* Items from a data source

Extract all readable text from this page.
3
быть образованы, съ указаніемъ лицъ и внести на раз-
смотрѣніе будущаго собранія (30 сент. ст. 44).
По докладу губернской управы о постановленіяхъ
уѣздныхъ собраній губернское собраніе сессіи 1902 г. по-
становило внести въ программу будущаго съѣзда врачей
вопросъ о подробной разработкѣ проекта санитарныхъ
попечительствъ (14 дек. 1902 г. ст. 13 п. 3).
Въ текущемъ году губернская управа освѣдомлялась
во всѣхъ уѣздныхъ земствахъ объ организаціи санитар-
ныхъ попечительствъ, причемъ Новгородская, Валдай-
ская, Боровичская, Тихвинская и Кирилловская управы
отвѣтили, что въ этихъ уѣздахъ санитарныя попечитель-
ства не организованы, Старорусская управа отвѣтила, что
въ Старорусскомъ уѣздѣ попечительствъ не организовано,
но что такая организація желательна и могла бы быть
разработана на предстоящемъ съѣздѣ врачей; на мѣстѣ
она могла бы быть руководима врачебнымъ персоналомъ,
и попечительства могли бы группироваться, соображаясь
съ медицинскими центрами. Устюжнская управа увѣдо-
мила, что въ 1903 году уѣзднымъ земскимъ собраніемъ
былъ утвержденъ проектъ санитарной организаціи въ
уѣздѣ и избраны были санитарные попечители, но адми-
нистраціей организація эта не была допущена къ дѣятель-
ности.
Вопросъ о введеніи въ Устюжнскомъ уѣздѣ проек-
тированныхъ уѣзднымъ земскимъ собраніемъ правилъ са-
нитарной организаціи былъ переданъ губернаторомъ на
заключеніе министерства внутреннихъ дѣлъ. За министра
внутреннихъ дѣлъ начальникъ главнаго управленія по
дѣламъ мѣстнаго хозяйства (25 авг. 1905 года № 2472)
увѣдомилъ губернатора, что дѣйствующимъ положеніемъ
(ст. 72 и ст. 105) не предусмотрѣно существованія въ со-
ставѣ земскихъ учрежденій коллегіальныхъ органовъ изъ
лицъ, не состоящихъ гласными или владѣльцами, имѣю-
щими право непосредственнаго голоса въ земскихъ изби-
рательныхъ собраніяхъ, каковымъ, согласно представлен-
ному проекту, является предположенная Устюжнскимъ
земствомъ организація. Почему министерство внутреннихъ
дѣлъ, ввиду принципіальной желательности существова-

* GOAL
Write out the entries above word for word.

* RESULT
Extract all readable text from this page.
3
быть образованы, съ указаніемъ лицъ и внести на раз-
смотрѣніе будущаго собранія (30 сент. ст. 44).
По докладу губернской управы о постановленіяхъ
уѣздныхъ собраній губернское собраніе сессіи 1902 г. по-
становило внести въ программу будущаго съѣзда врачей
вопросъ о подробной разработкѣ проекта санитарныхъ
попечительствъ (14 дек. 1902 г. ст. 13 п. 3).
Въ текущемъ году губернская управа освѣдомлялась
во всѣхъ уѣздныхъ земствахъ объ организаціи санитар-
ныхъ попечительствъ, причемъ Новгородская, Валдай-
ская, Боровичская, Тихвинская и Кирилловская управы
отвѣтили, что въ этихъ уѣздахъ санитарныя попечитель-
ства не организованы, Старорусская управа отвѣтила, что
въ Старорусскомъ уѣздѣ попечительствъ не организовано,
но что такая организація желательна и могла бы быть
разработана на предстоящемъ съѣздѣ врачей; на мѣстѣ
она могла бы быть руководима врачебнымъ персоналомъ,
и попечительства могли бы группироваться, соображаясь
съ медицинскими центрами. Устюжнская управа увѣдо-
мила, что въ 1903 году уѣзднымъ земскимъ собраніемъ
былъ утвержденъ проектъ санитарной организаціи въ
уѣздѣ и избраны были санитарные попечители, но адми-
нистраціей организація эта не была допущена къ дѣятель-
ности.
Вопросъ о введеніи въ Устюжнскомъ уѣздѣ проек-
тированныхъ уѣзднымъ земскимъ собраніемъ правилъ са-
нитарной организаціи былъ переданъ губернаторомъ на
заключеніе министерства внутреннихъ дѣлъ. За министра
внутреннихъ дѣлъ начальникъ главнаго управленія по
дѣламъ мѣстнаго хозяйства (25 авг. 1905 года № 2472)
увѣдомилъ губернатора, что дѣйствующимъ положеніемъ
(ст. 72 и ст. 105) не предусмотрѣно существованія въ со-
ставѣ земскихъ учрежденій коллегіальныхъ органовъ изъ
лицъ, не состоящихъ гласными или владѣльцами, имѣю-
щими право непосредственнаго голоса въ земскихъ изби-
рательныхъ собраніяхъ, каковымъ, согласно представлен-
ному проекту, является предположенная Устюжнскимъ
земствомъ организація. Почему министерство внутреннихъ
дѣлъ, ввиду принципіальной желательности существова-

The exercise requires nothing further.